The Bachelor Australia is a reality television adaptation of the U.S. series of the same name. The series, hosted by Osher Günsberg, first premiered on Network 10 on 8 September 2013. Its success resulted in spin-offs The Bachelorette Australia and Bachelor in Paradise Australia.

It was announced in November 2015 that unlike seasons 1–3 which were produced by Shine Australia, seasons 4–present would be produced by Warner Bros. International Television Production.

On 2 April 2022 it was announced that, unlike all previous seasons, season 10 would be filmed in Queensland on the Gold Coast and on 23 May 2022 it was also revealed that, in a global franchise first, the season would have three bachelors.

Premise
The series focuses on a single bachelor and a pool of romantic interests. The conflicts in the series, both internal and external, stem from the elimination-style format of the show. Early in the season, the bachelor goes on large group dates with the women, with the majority of women eliminated during rose ceremonies. As the season progresses, women are also eliminated on single dates, elimination two-on-one dates and in cocktail parties. The process culminates with hometown visits to the families of the final four women, overnight dates, should they choose to accept, at exotic locations with the final three women, and interaction with the bachelor's family with the final two women. In some cases, the bachelor proposes to his final selection.

All seasons of the show have been heterosexual-centric (a male seeking a female partner), however, a bisexual edition of sister series, The Bachelorette has set a precedent that The Bachelor may include editions of the show that focus on different sexual orientations.

▶ [Given problem 1]: Which company produced seasons 1–3 of The Bachelor Australia, according to the passage on the show?
▶ [Given problem 2]: Copy out the stretch of the passage on The Bachelor Australia from "It was announced in" through "International Television Production.".
▶ [Given problem 3]: What are all the dates given in the passage on The Bachelor Australia?

▶ [Dataset entries]:

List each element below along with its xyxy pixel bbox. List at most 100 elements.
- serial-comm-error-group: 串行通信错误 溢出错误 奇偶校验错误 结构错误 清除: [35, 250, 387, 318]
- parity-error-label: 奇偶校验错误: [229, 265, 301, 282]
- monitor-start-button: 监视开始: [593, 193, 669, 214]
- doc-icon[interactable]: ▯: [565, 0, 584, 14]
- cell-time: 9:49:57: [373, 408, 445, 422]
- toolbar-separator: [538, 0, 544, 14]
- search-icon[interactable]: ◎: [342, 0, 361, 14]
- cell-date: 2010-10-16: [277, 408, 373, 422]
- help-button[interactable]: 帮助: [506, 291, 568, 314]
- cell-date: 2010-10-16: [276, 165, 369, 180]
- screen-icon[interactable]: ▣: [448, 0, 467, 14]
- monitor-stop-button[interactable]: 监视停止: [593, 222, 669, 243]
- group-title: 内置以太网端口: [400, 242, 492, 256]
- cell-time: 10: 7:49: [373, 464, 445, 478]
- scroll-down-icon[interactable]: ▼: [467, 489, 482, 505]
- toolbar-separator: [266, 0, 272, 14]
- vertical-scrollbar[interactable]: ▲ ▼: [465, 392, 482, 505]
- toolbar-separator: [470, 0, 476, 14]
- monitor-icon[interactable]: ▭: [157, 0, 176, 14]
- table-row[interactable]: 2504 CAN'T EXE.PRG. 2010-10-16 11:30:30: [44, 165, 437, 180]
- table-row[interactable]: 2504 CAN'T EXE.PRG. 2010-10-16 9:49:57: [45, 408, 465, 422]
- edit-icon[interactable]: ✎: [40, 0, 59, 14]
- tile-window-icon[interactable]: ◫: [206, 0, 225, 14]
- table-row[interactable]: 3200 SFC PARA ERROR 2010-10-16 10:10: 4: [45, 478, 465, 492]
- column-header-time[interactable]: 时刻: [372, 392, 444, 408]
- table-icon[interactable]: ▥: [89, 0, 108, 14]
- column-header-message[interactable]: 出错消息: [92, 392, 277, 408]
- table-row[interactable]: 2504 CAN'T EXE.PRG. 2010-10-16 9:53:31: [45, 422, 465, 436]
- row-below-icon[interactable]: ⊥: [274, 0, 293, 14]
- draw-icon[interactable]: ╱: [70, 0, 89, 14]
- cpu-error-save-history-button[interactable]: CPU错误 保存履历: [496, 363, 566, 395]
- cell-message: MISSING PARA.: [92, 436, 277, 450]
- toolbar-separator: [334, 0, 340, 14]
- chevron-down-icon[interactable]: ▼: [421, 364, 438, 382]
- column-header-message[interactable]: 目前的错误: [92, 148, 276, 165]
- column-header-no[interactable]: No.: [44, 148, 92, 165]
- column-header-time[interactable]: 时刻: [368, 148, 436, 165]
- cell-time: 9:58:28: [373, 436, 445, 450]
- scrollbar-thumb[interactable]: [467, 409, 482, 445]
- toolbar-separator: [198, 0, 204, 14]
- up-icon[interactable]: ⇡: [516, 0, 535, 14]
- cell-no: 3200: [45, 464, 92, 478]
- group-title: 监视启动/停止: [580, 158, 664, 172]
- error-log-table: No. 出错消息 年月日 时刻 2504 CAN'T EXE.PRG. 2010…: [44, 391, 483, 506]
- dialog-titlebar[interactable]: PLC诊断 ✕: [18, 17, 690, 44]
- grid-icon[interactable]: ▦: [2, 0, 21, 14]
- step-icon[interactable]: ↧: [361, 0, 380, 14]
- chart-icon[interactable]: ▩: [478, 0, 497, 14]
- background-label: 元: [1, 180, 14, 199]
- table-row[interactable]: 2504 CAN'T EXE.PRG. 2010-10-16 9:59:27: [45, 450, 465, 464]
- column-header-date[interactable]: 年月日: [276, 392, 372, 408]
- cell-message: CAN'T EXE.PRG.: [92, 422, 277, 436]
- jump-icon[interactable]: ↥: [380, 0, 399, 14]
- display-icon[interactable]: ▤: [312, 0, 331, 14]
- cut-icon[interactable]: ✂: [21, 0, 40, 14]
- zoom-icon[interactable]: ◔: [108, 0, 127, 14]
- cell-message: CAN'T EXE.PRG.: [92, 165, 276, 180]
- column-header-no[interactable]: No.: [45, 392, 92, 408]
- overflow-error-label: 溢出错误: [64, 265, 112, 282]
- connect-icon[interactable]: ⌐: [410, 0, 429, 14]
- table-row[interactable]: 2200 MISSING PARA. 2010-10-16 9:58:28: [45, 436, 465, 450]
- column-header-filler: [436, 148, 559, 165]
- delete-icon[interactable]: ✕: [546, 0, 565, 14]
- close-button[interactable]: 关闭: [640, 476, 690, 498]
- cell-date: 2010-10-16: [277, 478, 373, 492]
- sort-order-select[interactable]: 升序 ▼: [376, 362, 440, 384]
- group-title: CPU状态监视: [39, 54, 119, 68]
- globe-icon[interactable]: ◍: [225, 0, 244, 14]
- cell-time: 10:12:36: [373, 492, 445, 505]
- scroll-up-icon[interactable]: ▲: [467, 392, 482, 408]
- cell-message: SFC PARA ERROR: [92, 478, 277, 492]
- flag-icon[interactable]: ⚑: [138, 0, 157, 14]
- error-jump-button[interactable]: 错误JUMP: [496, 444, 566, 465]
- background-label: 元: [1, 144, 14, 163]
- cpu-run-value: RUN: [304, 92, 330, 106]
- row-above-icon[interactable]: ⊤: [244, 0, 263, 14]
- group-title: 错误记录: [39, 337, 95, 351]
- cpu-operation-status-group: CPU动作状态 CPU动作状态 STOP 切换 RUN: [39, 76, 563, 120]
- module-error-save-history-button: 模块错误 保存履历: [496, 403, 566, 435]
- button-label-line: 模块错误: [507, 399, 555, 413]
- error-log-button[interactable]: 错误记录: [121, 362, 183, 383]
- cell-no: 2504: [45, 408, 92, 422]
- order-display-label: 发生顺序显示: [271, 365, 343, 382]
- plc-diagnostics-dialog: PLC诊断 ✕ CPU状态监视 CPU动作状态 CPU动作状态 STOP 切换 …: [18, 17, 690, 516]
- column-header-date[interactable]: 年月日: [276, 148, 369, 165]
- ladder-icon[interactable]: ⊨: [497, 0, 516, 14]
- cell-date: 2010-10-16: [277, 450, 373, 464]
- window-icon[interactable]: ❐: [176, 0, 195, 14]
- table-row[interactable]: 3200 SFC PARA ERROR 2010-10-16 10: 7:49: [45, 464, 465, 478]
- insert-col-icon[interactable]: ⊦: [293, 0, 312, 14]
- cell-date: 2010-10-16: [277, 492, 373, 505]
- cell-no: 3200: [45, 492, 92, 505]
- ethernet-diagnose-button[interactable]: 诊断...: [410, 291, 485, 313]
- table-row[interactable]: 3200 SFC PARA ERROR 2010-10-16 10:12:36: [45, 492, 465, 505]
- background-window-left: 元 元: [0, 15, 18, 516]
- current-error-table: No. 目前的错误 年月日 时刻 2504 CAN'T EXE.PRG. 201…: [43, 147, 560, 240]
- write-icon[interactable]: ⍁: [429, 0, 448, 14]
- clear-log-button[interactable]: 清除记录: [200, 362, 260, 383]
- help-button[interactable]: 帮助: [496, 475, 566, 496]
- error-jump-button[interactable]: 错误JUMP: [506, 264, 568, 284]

▶ [Full response 1]: Shine Australia

▶ [Full response 2]:
It was announced in November 2015 that unlike seasons 1–3 which were produced by Shine Australia, seasons 4–present would be produced by Warner Bros. International Television Production.

▶ [Full response 3]:
8 September 2013
November 2015
2 April 2022
23 May 2022